» Problem statement
Find every line in the records that holds the string "average". Copy each one.

» Material for this exercise

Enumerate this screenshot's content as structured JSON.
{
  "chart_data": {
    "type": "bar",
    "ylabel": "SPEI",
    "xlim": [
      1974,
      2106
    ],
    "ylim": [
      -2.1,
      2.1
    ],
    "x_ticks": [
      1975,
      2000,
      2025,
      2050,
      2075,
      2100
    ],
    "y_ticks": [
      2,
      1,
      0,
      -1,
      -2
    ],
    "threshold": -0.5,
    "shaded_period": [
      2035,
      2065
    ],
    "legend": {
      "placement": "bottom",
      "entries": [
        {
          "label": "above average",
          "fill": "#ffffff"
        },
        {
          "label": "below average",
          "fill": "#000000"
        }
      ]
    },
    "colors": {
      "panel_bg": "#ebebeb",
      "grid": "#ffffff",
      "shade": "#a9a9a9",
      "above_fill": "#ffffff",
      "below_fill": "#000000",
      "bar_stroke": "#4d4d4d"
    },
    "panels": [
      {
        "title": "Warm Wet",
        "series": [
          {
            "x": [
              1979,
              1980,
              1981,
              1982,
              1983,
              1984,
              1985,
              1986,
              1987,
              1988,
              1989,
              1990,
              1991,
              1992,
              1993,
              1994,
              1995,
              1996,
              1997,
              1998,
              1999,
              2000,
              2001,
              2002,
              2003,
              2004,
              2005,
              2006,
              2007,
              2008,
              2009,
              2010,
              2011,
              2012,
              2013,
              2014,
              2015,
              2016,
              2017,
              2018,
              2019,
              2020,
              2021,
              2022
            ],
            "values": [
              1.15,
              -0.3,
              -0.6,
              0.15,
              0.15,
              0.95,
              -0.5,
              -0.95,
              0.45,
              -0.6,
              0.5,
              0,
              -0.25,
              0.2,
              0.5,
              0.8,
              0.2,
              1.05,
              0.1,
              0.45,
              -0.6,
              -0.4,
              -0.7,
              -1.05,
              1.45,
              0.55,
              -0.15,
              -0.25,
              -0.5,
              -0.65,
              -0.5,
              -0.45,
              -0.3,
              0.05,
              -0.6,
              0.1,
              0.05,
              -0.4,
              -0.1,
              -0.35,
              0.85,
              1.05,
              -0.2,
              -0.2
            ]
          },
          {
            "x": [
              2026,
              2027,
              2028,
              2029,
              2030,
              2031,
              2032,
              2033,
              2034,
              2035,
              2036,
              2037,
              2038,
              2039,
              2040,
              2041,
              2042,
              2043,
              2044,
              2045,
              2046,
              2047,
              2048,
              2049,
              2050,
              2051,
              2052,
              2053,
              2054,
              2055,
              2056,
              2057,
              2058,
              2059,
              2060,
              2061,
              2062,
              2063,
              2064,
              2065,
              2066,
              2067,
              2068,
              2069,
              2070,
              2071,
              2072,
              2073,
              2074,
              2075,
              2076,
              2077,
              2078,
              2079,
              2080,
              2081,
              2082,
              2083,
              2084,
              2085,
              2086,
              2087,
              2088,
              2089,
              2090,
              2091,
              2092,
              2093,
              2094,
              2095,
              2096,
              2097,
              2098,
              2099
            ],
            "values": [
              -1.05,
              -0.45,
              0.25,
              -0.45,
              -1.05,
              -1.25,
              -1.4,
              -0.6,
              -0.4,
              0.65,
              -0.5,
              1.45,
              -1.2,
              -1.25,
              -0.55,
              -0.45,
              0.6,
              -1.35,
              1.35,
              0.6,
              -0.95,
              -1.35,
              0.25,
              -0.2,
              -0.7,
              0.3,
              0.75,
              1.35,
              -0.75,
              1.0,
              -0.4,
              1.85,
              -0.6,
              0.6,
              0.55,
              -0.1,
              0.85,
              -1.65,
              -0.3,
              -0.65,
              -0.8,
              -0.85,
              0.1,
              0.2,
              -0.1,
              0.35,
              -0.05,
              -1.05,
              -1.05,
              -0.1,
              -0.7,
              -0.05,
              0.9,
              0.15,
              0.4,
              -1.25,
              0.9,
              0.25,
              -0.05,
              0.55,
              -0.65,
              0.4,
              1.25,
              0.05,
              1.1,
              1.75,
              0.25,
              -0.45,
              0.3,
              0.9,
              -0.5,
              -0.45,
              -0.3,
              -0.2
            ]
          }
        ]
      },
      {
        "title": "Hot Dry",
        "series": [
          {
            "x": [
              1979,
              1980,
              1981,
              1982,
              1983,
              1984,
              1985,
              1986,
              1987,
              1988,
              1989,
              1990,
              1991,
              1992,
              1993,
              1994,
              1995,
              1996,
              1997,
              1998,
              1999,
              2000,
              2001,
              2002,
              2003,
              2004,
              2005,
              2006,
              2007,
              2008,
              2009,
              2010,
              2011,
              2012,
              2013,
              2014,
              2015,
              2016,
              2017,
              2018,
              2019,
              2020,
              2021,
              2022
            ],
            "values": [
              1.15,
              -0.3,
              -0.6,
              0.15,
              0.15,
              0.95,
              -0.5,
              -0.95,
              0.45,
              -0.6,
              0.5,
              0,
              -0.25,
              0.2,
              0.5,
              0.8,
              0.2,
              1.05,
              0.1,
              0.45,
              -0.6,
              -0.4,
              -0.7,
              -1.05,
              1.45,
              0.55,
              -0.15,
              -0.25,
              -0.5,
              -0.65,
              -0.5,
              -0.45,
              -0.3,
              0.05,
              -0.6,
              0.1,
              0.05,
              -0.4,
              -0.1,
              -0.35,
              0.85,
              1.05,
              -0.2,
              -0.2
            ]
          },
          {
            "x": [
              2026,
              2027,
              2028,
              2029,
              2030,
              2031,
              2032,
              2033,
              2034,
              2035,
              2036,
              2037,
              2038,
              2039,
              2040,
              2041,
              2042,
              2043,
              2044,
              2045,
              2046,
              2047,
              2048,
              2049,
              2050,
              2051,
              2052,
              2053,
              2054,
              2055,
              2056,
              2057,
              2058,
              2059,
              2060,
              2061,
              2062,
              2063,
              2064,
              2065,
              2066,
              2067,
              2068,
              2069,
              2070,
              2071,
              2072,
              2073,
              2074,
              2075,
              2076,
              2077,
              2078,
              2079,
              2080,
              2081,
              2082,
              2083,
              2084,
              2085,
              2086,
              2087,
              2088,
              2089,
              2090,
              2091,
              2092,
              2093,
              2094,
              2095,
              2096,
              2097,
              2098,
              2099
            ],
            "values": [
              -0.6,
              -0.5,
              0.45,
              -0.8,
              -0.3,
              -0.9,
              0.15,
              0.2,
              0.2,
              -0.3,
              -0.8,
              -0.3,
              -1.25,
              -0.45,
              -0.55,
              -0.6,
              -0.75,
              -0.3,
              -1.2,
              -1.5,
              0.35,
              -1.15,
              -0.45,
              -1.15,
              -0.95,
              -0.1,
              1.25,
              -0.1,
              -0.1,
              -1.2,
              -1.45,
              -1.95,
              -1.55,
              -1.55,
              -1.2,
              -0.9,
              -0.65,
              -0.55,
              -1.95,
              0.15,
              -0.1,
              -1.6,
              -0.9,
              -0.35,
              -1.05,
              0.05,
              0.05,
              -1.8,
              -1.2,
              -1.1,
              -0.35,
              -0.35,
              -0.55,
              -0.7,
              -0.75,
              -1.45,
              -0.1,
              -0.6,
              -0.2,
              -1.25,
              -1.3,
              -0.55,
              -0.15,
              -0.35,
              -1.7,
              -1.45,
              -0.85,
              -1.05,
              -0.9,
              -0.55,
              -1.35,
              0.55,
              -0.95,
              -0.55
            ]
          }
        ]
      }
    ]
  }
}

» Exercise solution
          "label": "above average",
          "label": "below average",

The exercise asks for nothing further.